--- INPUT MATERIAL ---

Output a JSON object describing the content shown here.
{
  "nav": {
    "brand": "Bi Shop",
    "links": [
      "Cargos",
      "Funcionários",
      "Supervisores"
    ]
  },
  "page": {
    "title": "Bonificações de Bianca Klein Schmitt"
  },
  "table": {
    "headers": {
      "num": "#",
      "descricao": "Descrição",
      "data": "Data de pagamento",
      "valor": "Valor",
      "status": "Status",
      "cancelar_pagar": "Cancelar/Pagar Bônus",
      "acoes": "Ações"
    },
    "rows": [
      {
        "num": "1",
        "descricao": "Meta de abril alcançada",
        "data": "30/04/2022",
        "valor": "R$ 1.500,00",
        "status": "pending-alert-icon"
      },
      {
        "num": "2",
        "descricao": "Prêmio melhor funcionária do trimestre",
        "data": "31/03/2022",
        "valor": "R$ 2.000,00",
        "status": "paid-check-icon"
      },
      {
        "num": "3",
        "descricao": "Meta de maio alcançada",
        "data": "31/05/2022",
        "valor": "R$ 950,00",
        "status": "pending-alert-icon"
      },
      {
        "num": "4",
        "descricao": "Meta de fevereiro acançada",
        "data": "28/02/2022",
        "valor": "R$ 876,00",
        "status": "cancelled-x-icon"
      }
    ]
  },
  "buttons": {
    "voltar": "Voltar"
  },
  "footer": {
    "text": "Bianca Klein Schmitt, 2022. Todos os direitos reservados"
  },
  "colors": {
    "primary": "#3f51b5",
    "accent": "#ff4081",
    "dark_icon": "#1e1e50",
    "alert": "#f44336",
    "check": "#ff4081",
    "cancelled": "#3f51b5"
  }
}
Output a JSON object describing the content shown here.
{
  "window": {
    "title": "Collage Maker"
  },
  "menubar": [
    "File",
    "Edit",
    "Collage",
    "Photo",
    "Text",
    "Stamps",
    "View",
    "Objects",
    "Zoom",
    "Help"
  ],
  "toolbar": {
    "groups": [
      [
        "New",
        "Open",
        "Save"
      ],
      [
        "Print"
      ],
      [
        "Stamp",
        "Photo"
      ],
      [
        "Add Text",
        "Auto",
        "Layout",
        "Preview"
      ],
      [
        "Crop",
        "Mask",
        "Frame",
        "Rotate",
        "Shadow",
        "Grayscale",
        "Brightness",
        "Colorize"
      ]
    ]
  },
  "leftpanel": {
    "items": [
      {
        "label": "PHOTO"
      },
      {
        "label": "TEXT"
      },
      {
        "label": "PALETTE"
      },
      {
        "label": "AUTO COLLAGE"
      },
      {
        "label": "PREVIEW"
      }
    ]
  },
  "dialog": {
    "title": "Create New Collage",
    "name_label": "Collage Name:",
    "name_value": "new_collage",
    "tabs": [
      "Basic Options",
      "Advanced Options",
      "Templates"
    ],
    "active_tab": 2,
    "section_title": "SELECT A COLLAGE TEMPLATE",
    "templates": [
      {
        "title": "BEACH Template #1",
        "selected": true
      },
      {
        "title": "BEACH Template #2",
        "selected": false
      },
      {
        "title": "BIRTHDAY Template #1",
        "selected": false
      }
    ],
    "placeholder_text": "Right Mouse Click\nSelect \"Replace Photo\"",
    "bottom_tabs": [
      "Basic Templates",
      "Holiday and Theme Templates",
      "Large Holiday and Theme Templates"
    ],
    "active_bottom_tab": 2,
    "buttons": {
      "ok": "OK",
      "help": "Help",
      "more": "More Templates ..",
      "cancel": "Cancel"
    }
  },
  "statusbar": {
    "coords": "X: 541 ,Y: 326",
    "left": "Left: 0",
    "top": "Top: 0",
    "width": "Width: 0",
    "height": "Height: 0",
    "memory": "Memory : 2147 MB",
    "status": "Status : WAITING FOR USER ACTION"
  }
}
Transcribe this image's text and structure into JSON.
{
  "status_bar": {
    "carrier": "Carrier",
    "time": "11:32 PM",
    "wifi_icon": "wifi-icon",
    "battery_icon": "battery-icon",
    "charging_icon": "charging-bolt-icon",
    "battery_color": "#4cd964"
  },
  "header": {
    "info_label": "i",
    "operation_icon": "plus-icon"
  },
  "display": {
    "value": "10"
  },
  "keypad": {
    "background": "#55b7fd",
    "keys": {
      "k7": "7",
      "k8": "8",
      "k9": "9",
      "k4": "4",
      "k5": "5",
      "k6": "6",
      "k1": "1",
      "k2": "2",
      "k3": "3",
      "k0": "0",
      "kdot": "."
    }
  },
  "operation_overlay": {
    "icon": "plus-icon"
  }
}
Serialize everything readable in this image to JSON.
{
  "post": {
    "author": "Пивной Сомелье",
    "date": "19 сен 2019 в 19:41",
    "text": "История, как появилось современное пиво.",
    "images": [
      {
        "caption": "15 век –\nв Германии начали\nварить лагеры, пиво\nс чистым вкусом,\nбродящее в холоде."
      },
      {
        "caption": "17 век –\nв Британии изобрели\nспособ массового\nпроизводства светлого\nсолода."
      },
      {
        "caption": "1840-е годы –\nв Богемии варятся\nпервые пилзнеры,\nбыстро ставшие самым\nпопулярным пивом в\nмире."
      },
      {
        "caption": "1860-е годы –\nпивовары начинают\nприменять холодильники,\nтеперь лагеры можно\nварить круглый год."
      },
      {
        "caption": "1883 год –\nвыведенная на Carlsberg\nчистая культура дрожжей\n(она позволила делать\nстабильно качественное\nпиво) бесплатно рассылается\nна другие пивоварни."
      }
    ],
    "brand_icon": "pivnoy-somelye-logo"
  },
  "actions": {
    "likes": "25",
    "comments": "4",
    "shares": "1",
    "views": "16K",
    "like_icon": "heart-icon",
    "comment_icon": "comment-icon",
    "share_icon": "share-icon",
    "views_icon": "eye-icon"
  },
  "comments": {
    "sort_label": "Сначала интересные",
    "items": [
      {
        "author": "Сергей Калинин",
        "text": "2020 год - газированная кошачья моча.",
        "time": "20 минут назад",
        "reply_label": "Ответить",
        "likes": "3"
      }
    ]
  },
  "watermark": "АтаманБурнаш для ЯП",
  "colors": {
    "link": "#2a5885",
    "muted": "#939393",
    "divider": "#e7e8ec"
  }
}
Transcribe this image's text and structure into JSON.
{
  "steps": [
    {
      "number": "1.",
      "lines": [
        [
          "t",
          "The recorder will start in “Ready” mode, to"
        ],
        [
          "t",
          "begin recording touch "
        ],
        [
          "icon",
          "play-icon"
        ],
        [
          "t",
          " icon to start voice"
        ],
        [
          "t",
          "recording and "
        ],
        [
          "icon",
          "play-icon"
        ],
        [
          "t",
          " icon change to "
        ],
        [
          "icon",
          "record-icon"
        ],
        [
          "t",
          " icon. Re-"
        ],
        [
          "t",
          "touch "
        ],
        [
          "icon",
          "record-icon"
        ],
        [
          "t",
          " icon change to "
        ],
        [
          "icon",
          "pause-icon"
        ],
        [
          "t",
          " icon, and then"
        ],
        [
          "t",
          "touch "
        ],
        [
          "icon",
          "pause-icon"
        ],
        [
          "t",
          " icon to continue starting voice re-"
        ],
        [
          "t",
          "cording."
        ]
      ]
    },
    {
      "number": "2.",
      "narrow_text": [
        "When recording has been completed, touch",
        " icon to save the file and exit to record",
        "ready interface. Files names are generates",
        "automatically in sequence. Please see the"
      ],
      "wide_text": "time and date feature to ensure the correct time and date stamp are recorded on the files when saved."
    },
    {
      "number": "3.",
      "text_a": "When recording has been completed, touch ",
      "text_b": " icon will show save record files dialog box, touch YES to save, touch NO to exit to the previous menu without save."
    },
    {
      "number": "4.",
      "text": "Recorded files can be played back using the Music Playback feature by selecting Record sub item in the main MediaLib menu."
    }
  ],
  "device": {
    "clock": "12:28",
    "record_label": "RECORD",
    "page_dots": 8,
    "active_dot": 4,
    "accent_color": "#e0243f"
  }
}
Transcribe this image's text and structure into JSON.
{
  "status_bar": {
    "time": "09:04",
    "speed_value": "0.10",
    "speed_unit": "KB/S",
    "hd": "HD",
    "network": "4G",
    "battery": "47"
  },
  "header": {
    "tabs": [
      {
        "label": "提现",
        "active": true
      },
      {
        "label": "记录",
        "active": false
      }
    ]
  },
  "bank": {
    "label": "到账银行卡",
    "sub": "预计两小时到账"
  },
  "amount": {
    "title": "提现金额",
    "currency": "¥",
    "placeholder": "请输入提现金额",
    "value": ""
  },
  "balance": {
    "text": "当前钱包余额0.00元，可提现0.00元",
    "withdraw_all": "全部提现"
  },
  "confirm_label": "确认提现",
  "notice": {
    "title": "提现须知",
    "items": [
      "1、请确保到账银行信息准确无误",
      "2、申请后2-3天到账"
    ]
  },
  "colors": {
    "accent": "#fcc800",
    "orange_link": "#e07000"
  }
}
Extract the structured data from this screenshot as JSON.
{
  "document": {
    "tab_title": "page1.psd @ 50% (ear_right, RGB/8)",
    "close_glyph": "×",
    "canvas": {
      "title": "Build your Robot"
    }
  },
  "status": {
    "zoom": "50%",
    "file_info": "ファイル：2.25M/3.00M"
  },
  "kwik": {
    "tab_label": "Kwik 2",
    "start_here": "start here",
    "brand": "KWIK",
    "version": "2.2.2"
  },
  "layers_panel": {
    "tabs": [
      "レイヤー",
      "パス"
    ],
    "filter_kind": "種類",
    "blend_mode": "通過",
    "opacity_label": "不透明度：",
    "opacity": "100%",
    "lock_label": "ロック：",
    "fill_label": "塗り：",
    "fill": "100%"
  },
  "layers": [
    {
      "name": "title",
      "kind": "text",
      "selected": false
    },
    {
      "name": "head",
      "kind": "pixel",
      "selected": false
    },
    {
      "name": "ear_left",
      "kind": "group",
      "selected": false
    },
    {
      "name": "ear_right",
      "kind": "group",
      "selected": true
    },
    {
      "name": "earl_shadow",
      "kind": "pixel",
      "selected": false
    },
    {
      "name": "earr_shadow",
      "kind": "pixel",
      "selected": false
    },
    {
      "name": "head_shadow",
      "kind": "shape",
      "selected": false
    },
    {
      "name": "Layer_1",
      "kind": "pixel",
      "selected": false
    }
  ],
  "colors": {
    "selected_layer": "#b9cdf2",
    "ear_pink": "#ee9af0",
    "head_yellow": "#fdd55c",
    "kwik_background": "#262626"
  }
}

---

PROBLEM DESCRIPTION:
Look through the records and gather each line with the word "Klein".

ANSWER TO THE TASK:
    "title": "Bonificações de Bianca Klein Schmitt"
    "text": "Bianca Klein Schmitt, 2022. Todos os direitos reservados"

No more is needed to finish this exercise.